DESCRIPTION OF THE TASK - Count, in the entries, the lines with "text". Answer with the number only.

DATASET EXTRACT -

************

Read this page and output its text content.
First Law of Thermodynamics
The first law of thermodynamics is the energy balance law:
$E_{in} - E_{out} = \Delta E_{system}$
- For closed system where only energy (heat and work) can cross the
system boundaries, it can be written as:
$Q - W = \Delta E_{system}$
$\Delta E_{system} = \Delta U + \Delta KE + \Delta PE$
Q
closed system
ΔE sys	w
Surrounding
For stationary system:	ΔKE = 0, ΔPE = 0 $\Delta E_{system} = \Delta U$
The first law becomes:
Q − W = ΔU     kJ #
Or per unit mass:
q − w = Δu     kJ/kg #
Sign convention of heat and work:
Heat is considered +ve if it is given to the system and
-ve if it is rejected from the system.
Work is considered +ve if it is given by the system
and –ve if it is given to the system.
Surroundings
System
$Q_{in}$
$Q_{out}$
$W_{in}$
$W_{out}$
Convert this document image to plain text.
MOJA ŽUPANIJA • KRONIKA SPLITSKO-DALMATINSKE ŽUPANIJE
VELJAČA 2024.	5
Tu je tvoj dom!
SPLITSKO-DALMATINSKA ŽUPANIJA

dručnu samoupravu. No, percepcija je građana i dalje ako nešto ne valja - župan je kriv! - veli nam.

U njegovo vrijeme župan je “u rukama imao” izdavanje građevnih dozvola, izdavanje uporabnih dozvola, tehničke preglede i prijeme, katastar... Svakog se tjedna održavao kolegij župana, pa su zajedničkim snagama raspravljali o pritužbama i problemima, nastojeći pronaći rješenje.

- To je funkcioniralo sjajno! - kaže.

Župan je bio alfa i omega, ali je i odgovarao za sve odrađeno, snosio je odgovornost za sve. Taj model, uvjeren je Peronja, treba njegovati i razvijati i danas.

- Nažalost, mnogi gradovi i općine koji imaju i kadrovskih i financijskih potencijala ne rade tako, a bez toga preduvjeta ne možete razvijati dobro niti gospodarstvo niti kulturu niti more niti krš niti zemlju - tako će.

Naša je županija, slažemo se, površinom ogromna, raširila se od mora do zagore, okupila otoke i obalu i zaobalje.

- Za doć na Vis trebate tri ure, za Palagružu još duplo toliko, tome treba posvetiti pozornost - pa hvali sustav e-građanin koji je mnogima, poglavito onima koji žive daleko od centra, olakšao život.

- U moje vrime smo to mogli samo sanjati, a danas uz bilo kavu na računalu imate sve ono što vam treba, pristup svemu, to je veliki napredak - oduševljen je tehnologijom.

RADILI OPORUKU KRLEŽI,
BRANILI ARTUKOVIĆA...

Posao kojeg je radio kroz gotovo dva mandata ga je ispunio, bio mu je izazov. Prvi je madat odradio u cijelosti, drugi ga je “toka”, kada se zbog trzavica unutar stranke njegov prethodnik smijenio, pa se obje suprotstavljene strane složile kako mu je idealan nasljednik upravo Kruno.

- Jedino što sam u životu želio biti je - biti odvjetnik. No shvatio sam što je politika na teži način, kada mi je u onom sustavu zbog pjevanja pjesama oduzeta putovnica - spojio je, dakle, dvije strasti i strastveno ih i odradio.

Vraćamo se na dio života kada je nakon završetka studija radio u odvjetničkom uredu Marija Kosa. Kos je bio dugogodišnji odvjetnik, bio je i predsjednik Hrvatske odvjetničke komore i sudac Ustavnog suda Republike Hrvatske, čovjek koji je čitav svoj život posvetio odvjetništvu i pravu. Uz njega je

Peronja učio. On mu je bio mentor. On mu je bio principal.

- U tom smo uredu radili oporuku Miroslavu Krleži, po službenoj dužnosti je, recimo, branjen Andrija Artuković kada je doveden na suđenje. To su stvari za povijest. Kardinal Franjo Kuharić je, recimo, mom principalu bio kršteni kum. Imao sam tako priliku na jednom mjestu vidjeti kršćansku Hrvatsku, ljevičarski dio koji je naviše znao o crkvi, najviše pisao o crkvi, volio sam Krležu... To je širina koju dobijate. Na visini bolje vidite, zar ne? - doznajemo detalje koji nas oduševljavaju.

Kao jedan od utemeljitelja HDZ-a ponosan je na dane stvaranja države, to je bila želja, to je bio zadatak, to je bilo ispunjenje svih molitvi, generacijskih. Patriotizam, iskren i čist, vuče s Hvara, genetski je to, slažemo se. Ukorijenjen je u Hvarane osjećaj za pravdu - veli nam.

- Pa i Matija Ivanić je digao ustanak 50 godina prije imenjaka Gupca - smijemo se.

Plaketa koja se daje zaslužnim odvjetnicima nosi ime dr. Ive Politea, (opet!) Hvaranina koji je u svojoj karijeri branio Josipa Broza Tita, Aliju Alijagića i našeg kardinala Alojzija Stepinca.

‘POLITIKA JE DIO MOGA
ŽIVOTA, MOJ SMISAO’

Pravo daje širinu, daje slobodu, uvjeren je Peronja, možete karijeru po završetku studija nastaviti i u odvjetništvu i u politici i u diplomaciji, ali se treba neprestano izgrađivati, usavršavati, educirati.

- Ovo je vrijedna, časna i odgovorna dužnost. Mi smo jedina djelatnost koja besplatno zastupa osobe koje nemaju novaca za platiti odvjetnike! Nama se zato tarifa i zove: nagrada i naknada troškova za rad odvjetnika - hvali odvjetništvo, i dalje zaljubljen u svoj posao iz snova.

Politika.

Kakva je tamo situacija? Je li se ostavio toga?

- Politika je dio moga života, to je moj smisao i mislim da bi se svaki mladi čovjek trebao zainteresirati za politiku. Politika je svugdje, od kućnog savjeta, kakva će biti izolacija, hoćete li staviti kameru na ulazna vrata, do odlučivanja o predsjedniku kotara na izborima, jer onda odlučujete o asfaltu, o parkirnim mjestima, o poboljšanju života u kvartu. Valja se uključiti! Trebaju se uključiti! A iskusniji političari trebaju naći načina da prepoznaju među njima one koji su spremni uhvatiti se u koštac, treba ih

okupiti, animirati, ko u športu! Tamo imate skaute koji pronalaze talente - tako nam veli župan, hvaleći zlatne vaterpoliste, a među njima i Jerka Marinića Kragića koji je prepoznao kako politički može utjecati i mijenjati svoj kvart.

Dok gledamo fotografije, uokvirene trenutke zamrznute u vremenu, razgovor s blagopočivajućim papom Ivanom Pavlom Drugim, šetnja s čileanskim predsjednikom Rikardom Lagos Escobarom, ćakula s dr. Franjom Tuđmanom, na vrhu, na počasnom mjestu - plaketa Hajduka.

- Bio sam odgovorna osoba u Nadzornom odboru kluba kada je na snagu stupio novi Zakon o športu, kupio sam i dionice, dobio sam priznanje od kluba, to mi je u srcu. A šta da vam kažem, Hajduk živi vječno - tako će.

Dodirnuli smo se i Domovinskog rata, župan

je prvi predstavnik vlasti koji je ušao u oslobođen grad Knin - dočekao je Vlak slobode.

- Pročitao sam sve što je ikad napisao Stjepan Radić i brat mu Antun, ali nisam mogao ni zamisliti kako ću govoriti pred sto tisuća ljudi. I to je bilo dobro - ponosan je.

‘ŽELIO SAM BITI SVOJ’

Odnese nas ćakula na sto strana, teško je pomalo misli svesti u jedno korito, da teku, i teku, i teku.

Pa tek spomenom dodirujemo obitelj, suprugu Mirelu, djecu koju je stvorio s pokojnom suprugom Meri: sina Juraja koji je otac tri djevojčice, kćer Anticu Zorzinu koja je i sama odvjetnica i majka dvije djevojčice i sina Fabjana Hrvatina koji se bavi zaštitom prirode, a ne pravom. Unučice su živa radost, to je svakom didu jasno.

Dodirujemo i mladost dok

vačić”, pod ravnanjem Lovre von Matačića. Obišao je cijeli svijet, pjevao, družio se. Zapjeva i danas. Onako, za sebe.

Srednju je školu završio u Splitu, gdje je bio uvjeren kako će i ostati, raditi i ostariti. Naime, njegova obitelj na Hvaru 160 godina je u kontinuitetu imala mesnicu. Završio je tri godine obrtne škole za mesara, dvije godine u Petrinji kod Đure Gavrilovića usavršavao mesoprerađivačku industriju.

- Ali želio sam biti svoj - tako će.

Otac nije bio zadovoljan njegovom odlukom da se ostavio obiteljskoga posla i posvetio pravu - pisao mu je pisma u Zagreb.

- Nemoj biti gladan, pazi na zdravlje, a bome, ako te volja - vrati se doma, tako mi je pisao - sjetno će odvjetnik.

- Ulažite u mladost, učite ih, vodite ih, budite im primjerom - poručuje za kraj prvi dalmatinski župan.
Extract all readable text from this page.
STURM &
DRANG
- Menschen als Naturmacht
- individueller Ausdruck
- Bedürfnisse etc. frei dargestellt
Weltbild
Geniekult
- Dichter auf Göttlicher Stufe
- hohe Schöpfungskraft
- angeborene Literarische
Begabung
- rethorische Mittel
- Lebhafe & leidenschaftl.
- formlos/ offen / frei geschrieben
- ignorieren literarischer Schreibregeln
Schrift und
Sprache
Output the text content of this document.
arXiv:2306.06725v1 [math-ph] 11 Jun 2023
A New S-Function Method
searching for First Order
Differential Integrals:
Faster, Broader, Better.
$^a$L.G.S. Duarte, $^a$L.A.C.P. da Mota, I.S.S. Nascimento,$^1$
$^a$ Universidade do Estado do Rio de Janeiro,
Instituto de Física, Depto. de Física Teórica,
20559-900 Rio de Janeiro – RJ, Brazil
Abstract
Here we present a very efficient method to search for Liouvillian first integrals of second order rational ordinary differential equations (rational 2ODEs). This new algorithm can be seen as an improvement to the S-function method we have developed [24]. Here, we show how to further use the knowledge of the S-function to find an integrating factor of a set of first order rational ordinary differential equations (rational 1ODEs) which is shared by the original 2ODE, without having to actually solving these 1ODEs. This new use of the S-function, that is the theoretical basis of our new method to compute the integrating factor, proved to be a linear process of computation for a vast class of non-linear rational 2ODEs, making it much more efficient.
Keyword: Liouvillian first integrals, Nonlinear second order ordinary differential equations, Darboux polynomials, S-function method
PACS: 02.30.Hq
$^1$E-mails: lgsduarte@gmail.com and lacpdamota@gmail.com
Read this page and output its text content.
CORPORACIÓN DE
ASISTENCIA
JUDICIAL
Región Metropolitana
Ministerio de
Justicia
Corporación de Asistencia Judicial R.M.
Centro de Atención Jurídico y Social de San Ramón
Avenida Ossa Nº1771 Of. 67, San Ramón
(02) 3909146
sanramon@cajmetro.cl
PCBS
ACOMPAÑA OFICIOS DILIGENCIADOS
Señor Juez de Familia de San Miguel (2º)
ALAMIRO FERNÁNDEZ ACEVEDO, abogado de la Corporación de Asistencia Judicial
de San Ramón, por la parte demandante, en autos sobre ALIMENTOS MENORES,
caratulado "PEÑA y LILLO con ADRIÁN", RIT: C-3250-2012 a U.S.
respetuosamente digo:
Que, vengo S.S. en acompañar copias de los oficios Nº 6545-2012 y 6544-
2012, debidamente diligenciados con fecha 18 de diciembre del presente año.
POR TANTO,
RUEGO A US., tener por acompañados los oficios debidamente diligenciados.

************

OUTPUT FOR THIS EXERCISE - 5